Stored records

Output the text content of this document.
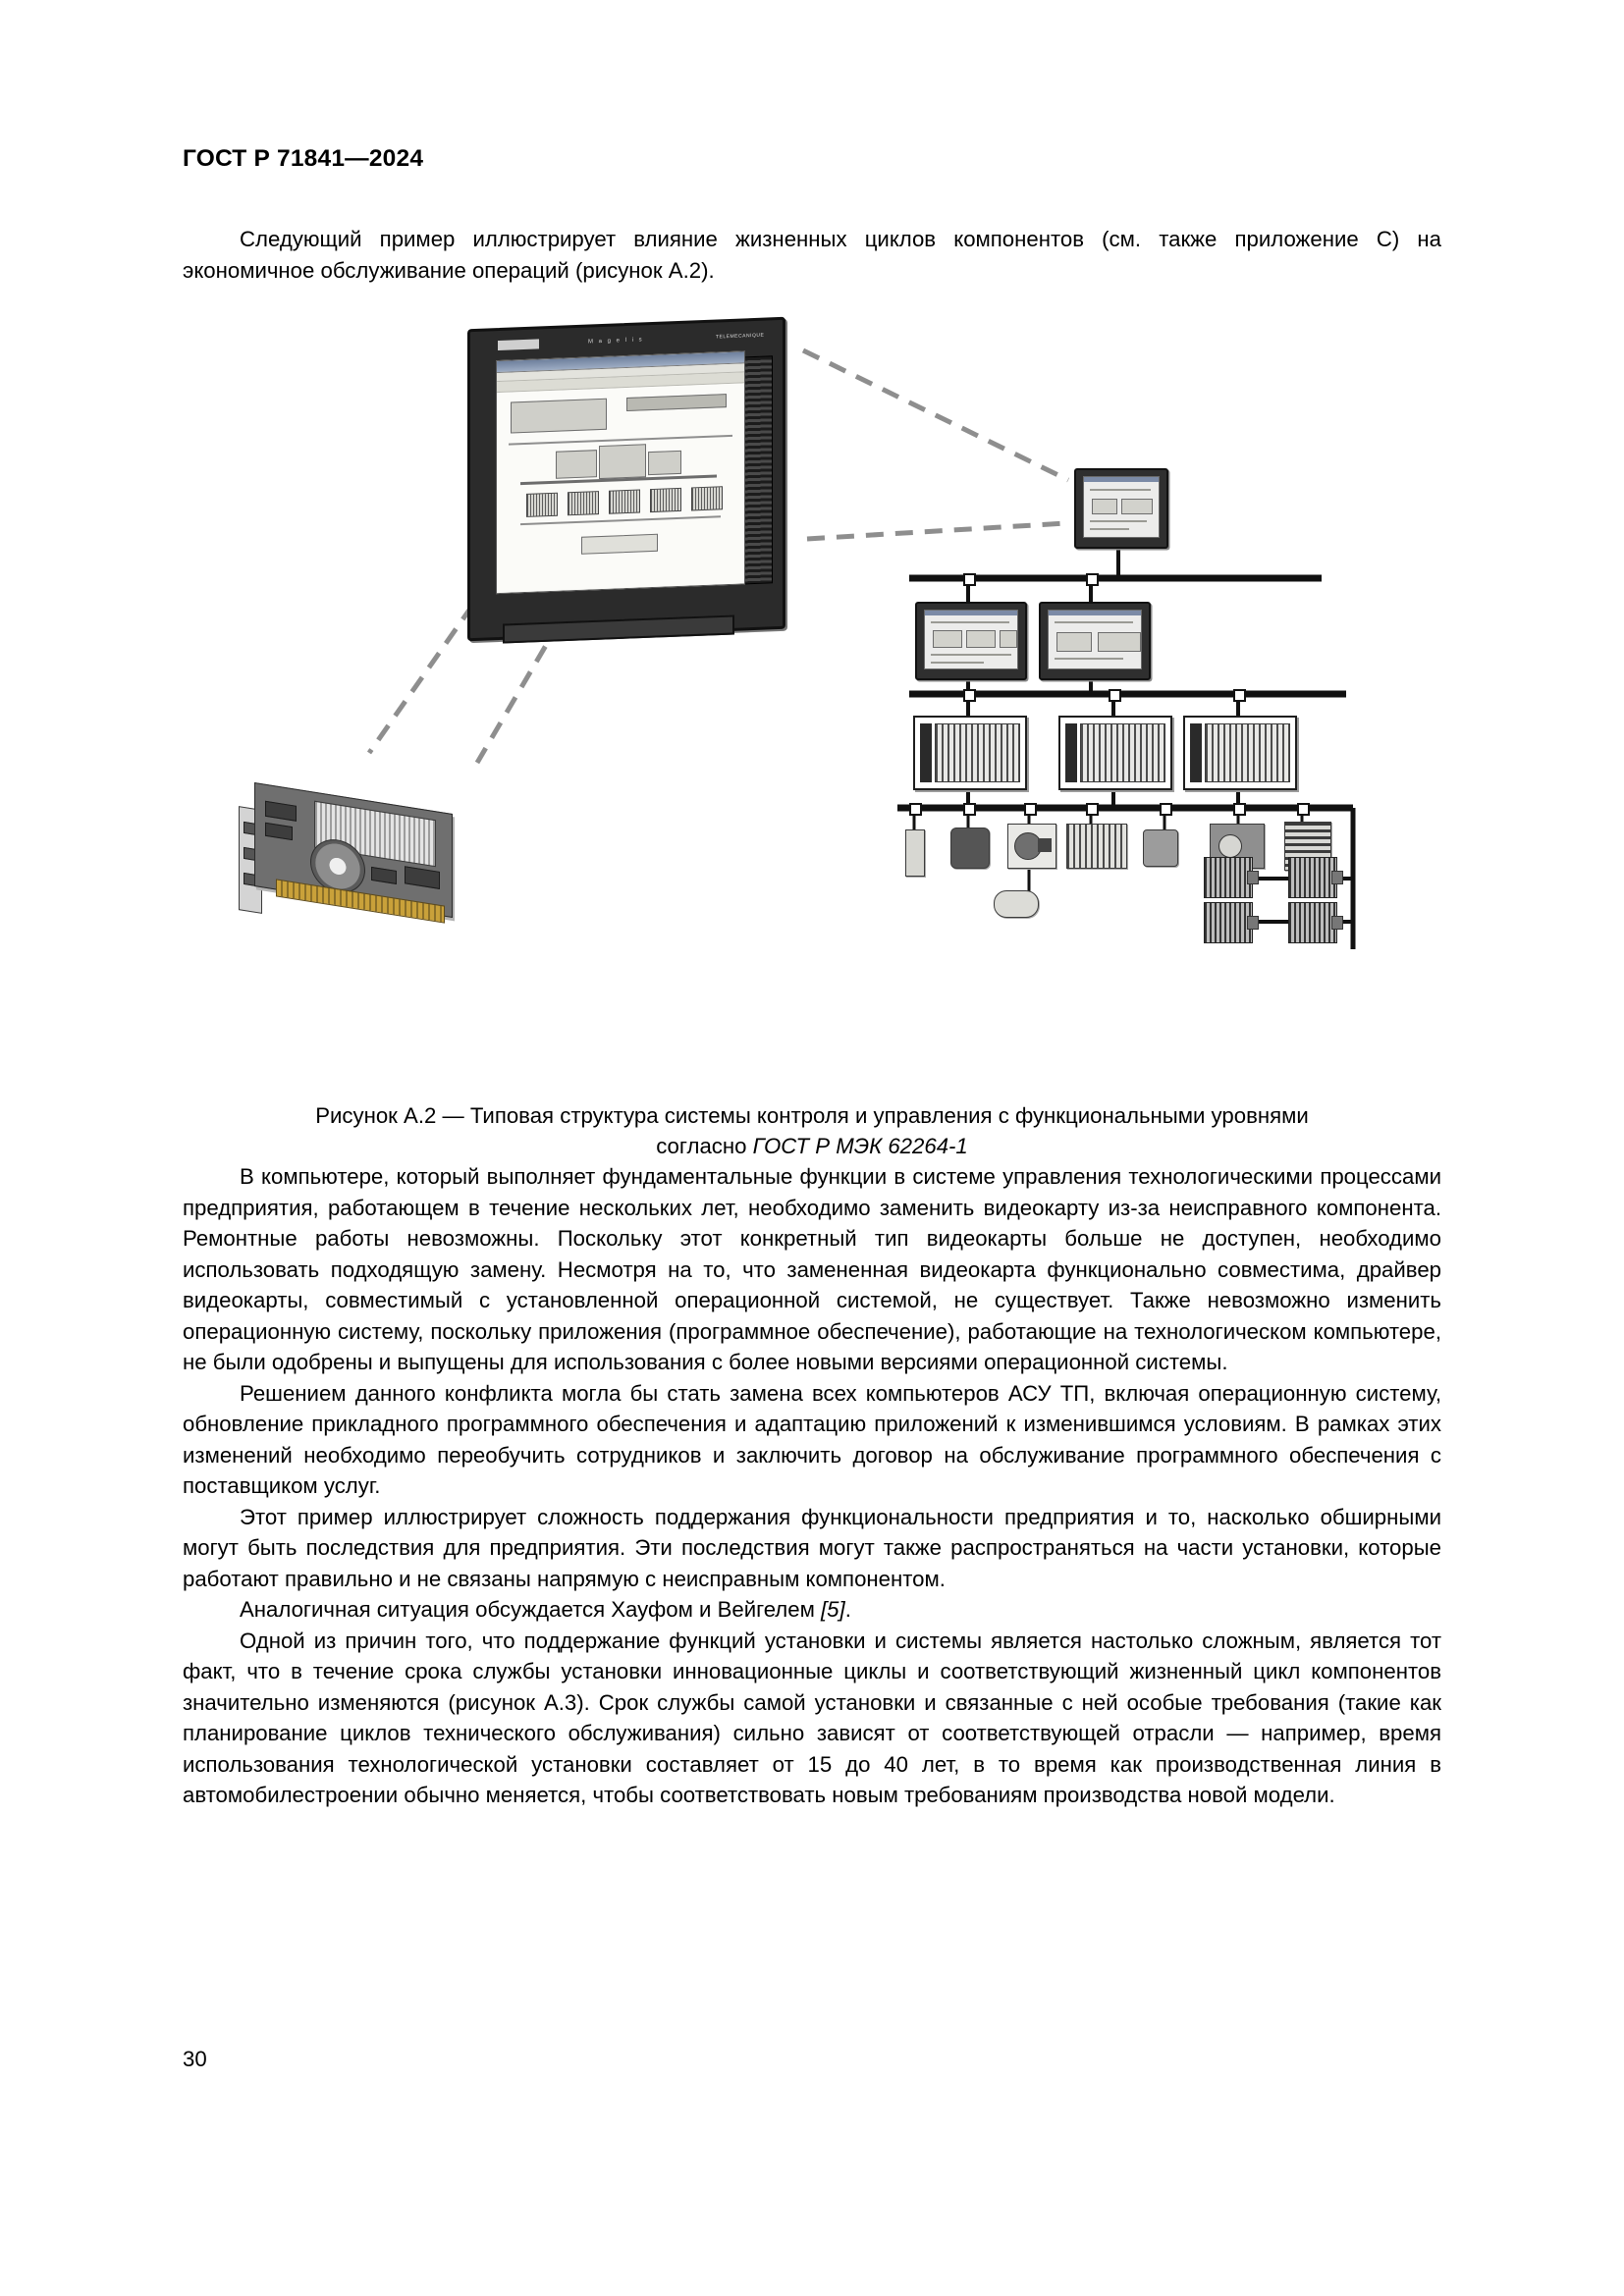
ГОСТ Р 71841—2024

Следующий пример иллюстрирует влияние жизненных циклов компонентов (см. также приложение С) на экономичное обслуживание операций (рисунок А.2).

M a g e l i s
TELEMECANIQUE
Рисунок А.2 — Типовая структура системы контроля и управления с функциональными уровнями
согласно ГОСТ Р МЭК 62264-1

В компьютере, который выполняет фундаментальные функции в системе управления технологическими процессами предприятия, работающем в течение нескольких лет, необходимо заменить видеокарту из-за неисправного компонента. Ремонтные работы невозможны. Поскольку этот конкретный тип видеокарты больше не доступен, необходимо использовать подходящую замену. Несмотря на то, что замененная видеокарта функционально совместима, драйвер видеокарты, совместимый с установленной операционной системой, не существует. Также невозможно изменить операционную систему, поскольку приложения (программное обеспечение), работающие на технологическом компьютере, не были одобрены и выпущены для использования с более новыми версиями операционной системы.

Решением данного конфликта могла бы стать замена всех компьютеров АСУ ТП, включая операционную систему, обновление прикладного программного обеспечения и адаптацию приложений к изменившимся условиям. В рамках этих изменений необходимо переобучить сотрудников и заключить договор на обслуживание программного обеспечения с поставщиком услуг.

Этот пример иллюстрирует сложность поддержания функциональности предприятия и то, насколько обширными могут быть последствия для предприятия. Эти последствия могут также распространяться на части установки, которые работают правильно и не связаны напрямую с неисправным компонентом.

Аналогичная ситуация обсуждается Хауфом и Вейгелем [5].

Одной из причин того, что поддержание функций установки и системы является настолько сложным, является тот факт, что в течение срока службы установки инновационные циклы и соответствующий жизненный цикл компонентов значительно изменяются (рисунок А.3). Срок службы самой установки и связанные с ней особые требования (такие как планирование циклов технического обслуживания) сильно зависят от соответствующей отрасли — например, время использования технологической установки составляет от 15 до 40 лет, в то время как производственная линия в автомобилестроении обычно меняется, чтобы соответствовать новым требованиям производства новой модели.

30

==

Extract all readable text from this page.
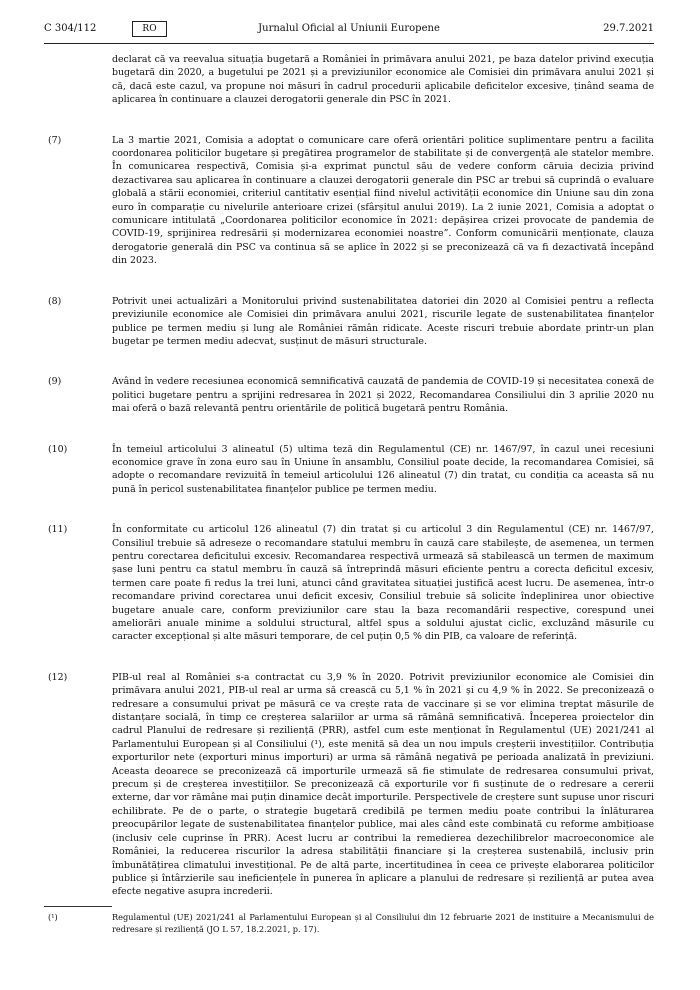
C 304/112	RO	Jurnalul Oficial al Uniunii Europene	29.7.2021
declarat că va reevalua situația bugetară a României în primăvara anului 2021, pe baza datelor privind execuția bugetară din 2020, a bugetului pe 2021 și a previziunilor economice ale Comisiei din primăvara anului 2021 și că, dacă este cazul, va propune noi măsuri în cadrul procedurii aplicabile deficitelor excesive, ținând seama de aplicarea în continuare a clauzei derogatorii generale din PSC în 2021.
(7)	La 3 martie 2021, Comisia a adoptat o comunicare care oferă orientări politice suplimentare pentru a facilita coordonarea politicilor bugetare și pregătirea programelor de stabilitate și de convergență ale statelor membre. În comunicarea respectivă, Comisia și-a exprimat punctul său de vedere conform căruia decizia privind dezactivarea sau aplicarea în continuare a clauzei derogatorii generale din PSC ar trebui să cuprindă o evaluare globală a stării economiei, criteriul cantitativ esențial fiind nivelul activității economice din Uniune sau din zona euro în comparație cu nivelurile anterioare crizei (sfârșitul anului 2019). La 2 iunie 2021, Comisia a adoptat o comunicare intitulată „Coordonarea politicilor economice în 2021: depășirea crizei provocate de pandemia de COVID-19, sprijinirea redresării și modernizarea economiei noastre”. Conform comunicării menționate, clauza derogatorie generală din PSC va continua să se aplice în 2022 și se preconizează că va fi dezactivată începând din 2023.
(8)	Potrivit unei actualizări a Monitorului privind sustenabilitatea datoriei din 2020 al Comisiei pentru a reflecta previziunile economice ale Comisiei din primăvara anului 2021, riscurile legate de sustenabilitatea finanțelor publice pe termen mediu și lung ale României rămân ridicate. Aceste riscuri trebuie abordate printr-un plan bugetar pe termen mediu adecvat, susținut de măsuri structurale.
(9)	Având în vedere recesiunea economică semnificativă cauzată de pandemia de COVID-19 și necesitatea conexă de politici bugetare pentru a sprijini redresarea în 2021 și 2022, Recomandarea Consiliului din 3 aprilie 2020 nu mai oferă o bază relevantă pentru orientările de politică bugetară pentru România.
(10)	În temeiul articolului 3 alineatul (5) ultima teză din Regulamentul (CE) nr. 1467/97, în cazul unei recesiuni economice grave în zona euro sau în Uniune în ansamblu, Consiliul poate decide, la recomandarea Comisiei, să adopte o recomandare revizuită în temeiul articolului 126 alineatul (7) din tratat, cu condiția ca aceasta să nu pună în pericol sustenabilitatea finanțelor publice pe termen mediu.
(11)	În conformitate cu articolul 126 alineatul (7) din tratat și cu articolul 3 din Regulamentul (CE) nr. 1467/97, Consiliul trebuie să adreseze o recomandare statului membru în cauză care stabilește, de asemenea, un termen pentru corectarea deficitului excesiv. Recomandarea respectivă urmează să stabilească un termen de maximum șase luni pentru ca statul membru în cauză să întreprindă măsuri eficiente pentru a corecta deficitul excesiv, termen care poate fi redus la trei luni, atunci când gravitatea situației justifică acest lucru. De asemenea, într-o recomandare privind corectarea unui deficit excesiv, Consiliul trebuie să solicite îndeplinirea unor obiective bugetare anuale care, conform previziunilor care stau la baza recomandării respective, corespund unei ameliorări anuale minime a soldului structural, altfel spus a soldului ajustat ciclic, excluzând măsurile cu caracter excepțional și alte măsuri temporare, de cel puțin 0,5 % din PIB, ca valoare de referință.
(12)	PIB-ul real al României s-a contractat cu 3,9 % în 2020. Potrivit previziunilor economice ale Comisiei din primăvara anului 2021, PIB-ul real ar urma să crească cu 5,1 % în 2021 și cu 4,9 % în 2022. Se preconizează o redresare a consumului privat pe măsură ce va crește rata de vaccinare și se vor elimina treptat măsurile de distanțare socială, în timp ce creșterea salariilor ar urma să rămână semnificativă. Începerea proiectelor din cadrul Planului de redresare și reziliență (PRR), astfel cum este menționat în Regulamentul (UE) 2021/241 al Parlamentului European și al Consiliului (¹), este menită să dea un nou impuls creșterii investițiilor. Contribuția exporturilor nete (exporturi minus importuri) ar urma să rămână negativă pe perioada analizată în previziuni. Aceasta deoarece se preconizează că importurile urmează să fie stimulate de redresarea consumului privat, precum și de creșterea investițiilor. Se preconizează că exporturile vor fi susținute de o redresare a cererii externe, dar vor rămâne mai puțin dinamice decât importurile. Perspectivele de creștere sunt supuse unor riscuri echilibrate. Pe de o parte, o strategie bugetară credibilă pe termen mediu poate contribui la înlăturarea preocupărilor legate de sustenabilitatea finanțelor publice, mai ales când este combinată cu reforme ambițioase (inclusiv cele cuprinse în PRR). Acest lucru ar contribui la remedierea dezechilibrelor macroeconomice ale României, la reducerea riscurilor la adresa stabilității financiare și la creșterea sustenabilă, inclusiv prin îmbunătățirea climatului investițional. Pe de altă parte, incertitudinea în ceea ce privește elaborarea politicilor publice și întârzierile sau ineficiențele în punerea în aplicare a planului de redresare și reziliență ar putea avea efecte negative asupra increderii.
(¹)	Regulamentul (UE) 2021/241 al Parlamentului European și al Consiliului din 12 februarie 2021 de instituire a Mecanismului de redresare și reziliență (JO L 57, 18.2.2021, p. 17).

* * *

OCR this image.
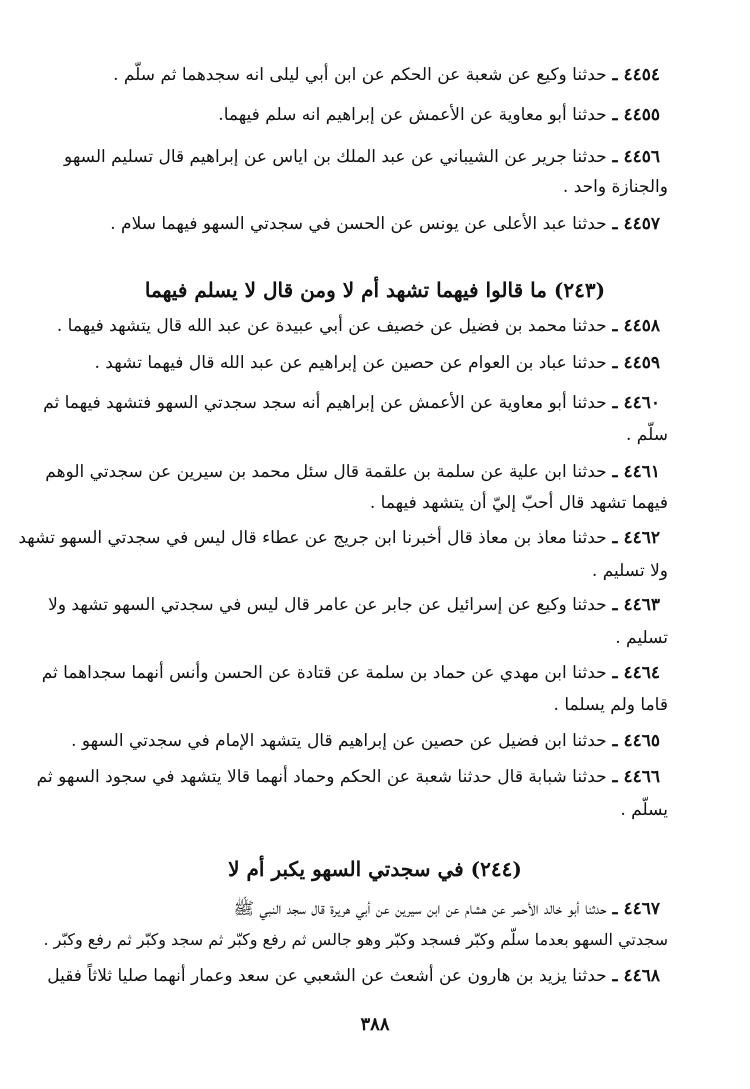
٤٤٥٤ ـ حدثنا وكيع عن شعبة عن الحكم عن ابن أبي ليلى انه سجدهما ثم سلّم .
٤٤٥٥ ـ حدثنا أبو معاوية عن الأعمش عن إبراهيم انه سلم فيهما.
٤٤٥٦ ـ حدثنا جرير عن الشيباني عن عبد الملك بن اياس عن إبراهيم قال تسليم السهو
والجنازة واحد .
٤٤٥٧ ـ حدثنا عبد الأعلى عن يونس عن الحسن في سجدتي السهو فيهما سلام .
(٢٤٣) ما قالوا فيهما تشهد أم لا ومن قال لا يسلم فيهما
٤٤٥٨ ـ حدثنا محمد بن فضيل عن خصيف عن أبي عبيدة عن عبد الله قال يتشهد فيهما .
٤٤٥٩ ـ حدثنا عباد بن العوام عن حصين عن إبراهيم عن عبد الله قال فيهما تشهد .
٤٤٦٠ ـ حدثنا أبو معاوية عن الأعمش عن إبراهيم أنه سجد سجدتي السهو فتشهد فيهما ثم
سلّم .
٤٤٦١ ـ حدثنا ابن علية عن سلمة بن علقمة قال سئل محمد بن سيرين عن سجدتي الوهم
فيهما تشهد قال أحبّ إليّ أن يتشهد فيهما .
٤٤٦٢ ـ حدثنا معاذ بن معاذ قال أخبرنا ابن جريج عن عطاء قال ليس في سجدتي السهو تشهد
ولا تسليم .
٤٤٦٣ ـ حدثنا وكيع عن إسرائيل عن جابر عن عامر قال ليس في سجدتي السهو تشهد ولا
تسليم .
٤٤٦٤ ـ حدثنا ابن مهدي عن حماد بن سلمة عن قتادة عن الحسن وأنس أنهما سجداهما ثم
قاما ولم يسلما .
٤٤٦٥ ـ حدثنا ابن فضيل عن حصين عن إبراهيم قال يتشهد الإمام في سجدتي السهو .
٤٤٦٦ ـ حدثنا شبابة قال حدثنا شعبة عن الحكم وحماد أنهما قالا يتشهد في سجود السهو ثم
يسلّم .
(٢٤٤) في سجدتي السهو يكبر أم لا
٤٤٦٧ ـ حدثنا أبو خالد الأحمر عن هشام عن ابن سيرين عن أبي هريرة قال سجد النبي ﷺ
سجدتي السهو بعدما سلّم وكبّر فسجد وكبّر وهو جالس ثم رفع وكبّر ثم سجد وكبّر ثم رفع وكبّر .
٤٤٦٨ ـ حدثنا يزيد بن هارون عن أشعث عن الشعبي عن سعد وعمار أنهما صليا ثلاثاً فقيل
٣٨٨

- **TASK REQUIREMENTS**
Copy all lines from the listing that contain "أنهما".

- **SOLUTION**
٤٤٦٤ ـ حدثنا ابن مهدي عن حماد بن سلمة عن قتادة عن الحسن وأنس أنهما سجداهما ثم
٤٤٦٦ ـ حدثنا شبابة قال حدثنا شعبة عن الحكم وحماد أنهما قالا يتشهد في سجود السهو ثم
٤٤٦٨ ـ حدثنا يزيد بن هارون عن أشعث عن الشعبي عن سعد وعمار أنهما صليا ثلاثاً فقيل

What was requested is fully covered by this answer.